Exercise prompt ▸ Return the listing below verbatim. Pictures do not belong in the copy.

Supplied entries ▸
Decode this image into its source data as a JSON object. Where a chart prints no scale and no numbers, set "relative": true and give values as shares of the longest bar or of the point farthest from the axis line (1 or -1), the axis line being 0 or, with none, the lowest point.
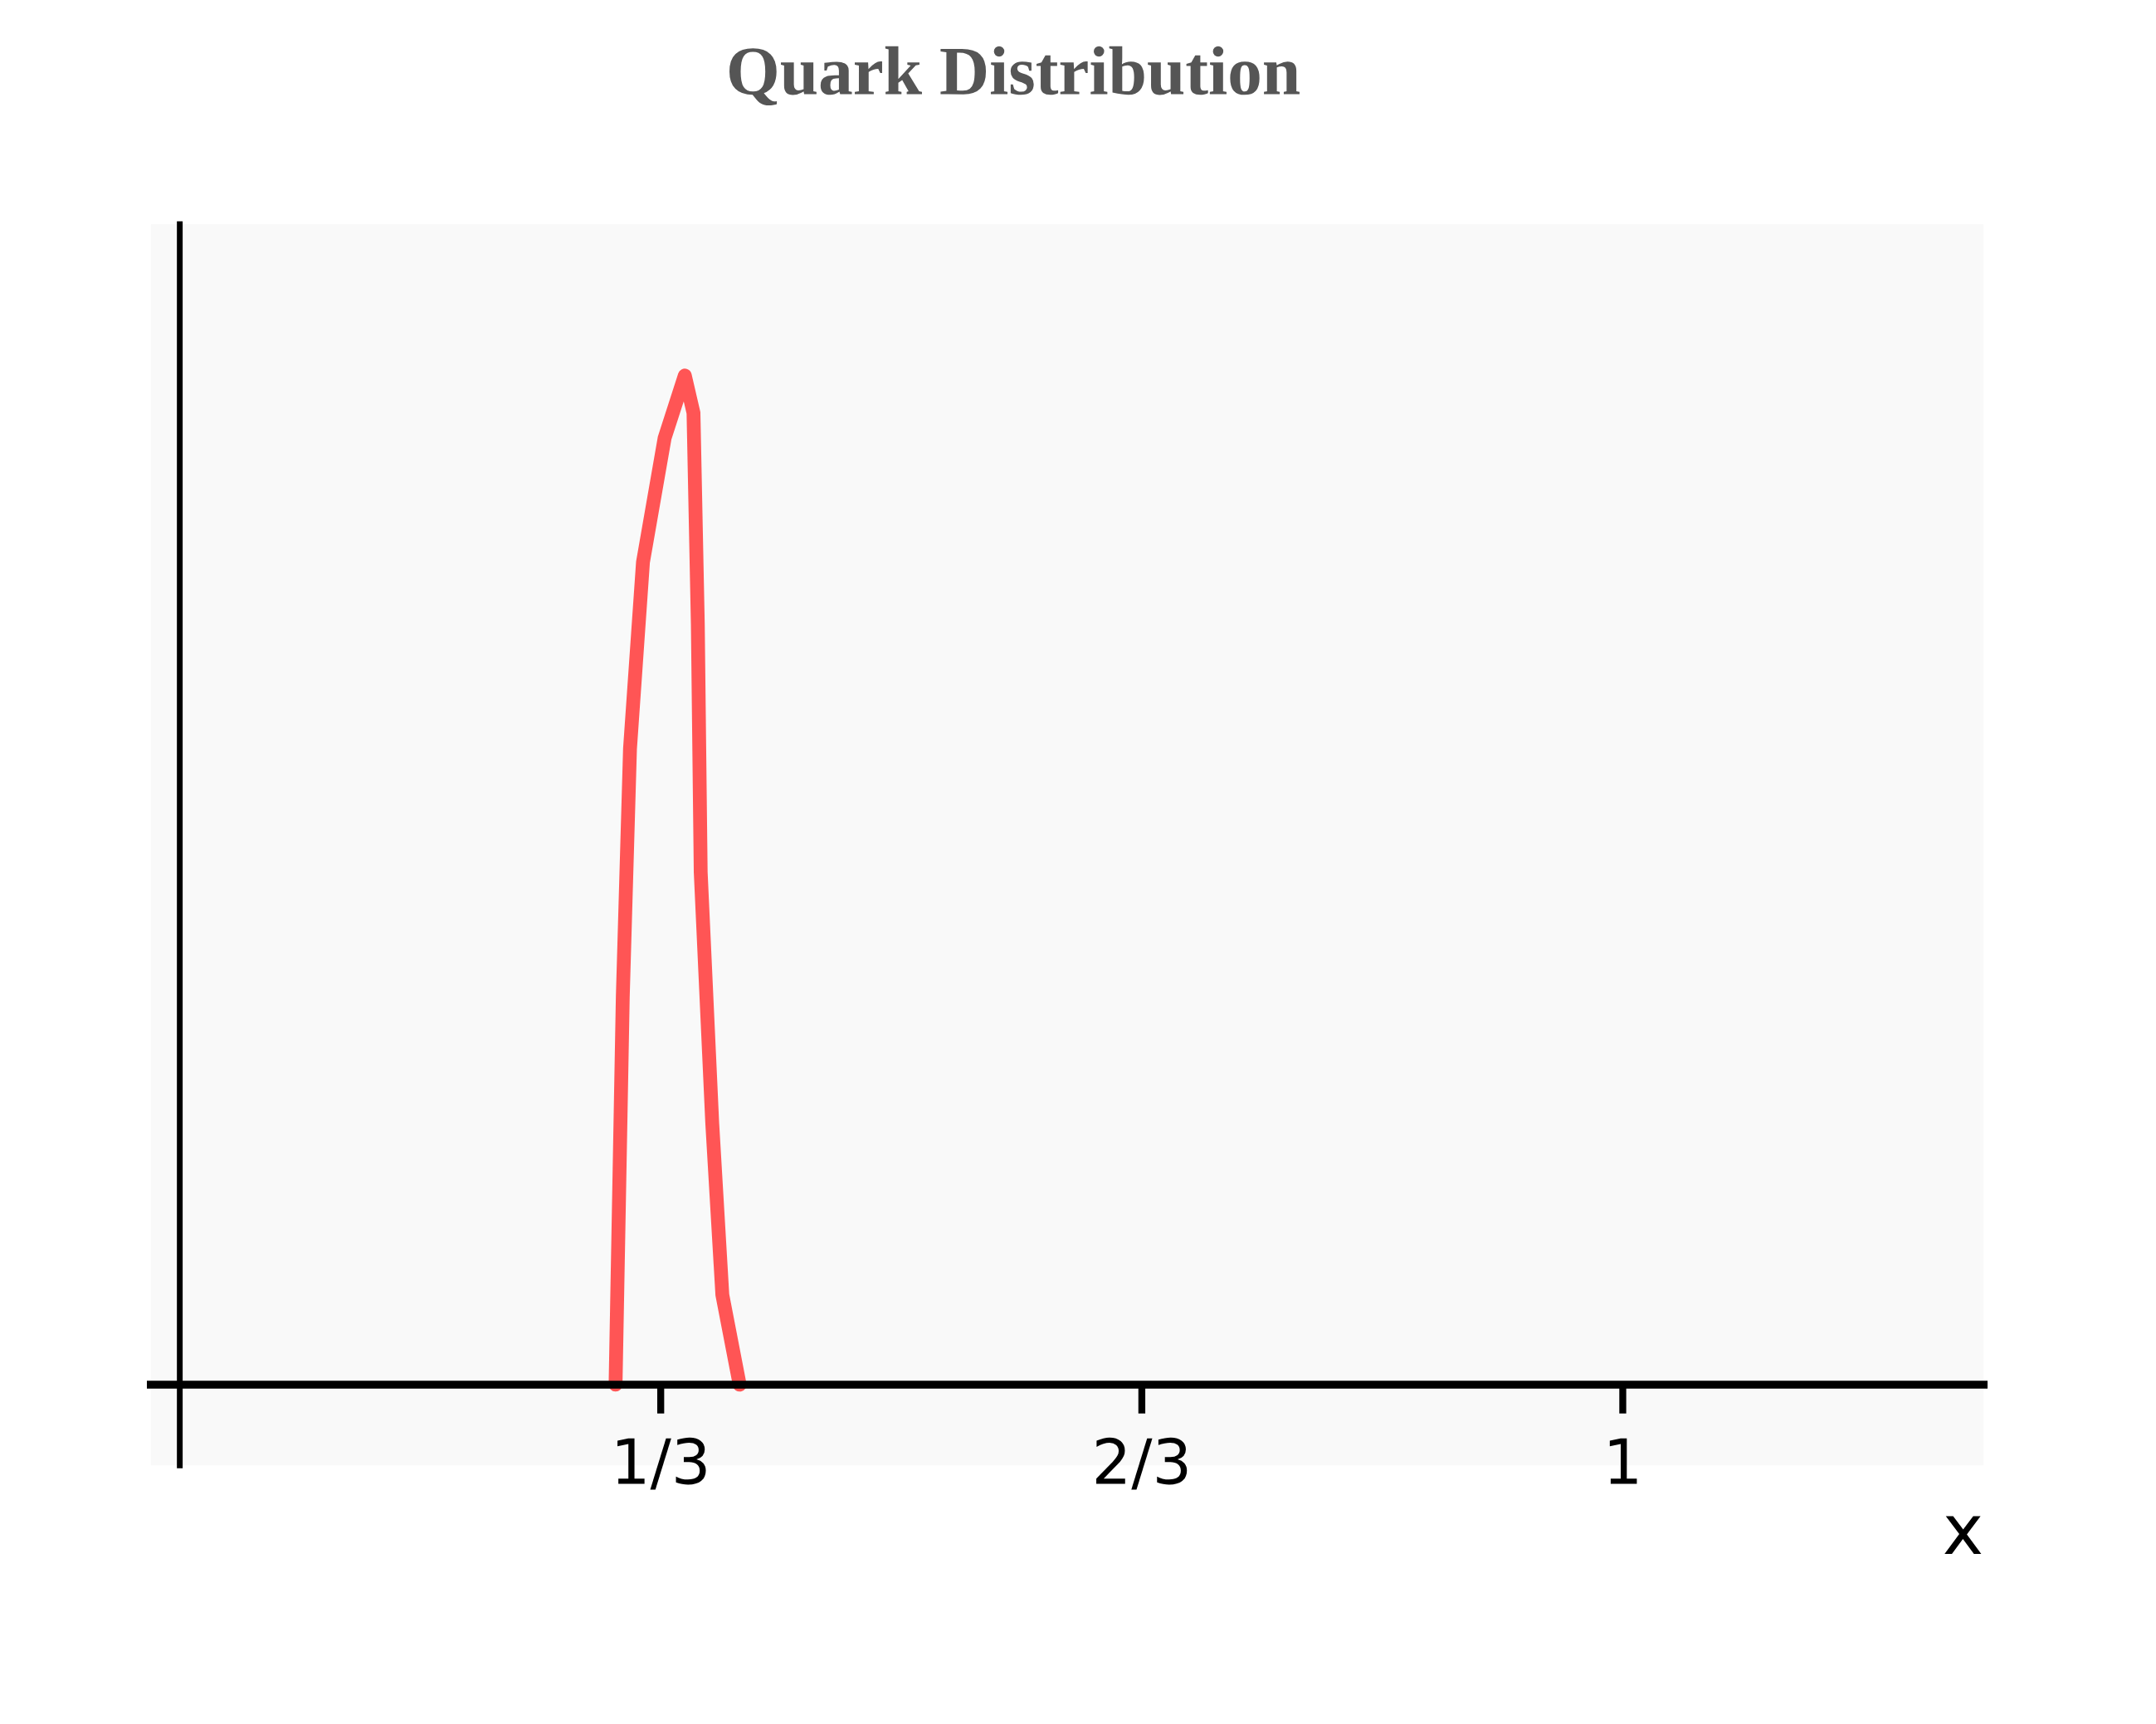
{
  "chart_data": {
    "type": "line",
    "title": "Quark Distribution",
    "xlabel": "x",
    "relative": true,
    "xlim": [
      -0.02,
      1.25
    ],
    "xticks": [
      {
        "value": 0.3333,
        "label": "1/3"
      },
      {
        "value": 0.6667,
        "label": "2/3"
      },
      1
    ],
    "series": [
      {
        "color": "#ff5555",
        "x": [
          0.302,
          0.307,
          0.312,
          0.321,
          0.336,
          0.35,
          0.356,
          0.359,
          0.361,
          0.369,
          0.376,
          0.388
        ],
        "values": [
          0,
          0.384,
          0.63,
          0.815,
          0.938,
          1,
          0.963,
          0.754,
          0.508,
          0.259,
          0.089,
          0
        ]
      }
    ],
    "grid": false,
    "legend": false,
    "line_style": "solid"
  }
}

Task response ▸
Decode this image into its source data as a JSON object. Where a chart prints no scale and no numbers, set "relative": true and give values as shares of the longest bar or of the point farthest from the axis line (1 or -1), the axis line being 0 or, with none, the lowest point.
{
  "chart_data": {
    "type": "line",
    "title": "Quark Distribution",
    "xlabel": "x",
    "relative": true,
    "xlim": [
      -0.02,
      1.25
    ],
    "xticks": [
      {
        "value": 0.3333,
        "label": "1/3"
      },
      {
        "value": 0.6667,
        "label": "2/3"
      },
      1
    ],
    "series": [
      {
        "color": "#ff5555",
        "x": [
          0.302,
          0.307,
          0.312,
          0.321,
          0.336,
          0.35,
          0.356,
          0.359,
          0.361,
          0.369,
          0.376,
          0.388
        ],
        "values": [
          0,
          0.384,
          0.63,
          0.815,
          0.938,
          1,
          0.963,
          0.754,
          0.508,
          0.259,
          0.089,
          0
        ]
      }
    ],
    "grid": false,
    "legend": false,
    "line_style": "solid"
  }
}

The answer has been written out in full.